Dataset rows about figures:

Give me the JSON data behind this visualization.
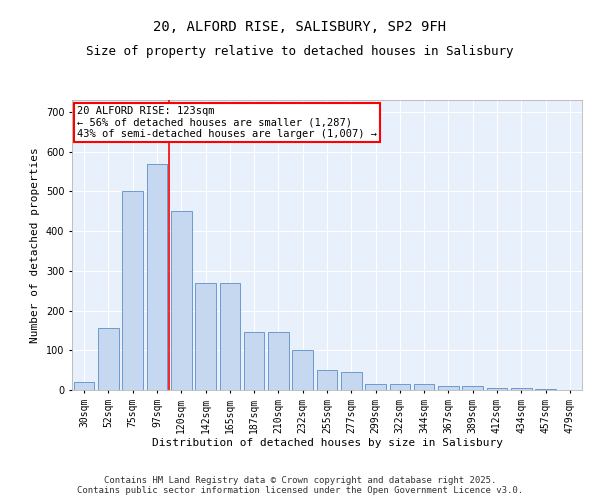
{
  "title": "20, ALFORD RISE, SALISBURY, SP2 9FH",
  "subtitle": "Size of property relative to detached houses in Salisbury",
  "xlabel": "Distribution of detached houses by size in Salisbury",
  "ylabel": "Number of detached properties",
  "categories": [
    "30sqm",
    "52sqm",
    "75sqm",
    "97sqm",
    "120sqm",
    "142sqm",
    "165sqm",
    "187sqm",
    "210sqm",
    "232sqm",
    "255sqm",
    "277sqm",
    "299sqm",
    "322sqm",
    "344sqm",
    "367sqm",
    "389sqm",
    "412sqm",
    "434sqm",
    "457sqm",
    "479sqm"
  ],
  "values": [
    20,
    155,
    500,
    570,
    450,
    270,
    270,
    145,
    145,
    100,
    50,
    45,
    15,
    15,
    15,
    10,
    10,
    5,
    5,
    3,
    1
  ],
  "bar_color": "#c5d8f0",
  "bar_edge_color": "#5b8dc8",
  "bg_color": "#e8f0fb",
  "grid_color": "#ffffff",
  "vline_color": "red",
  "vline_xindex": 4,
  "annotation_text": "20 ALFORD RISE: 123sqm\n← 56% of detached houses are smaller (1,287)\n43% of semi-detached houses are larger (1,007) →",
  "annotation_box_color": "red",
  "ylim": [
    0,
    730
  ],
  "yticks": [
    0,
    100,
    200,
    300,
    400,
    500,
    600,
    700
  ],
  "footer": "Contains HM Land Registry data © Crown copyright and database right 2025.\nContains public sector information licensed under the Open Government Licence v3.0.",
  "title_fontsize": 10,
  "subtitle_fontsize": 9,
  "xlabel_fontsize": 8,
  "ylabel_fontsize": 8,
  "tick_fontsize": 7,
  "footer_fontsize": 6.5,
  "annotation_fontsize": 7.5
}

# Requirement
In the entries above, count every line containing the word "ALFORD". Write only the total.

# Problem solution
2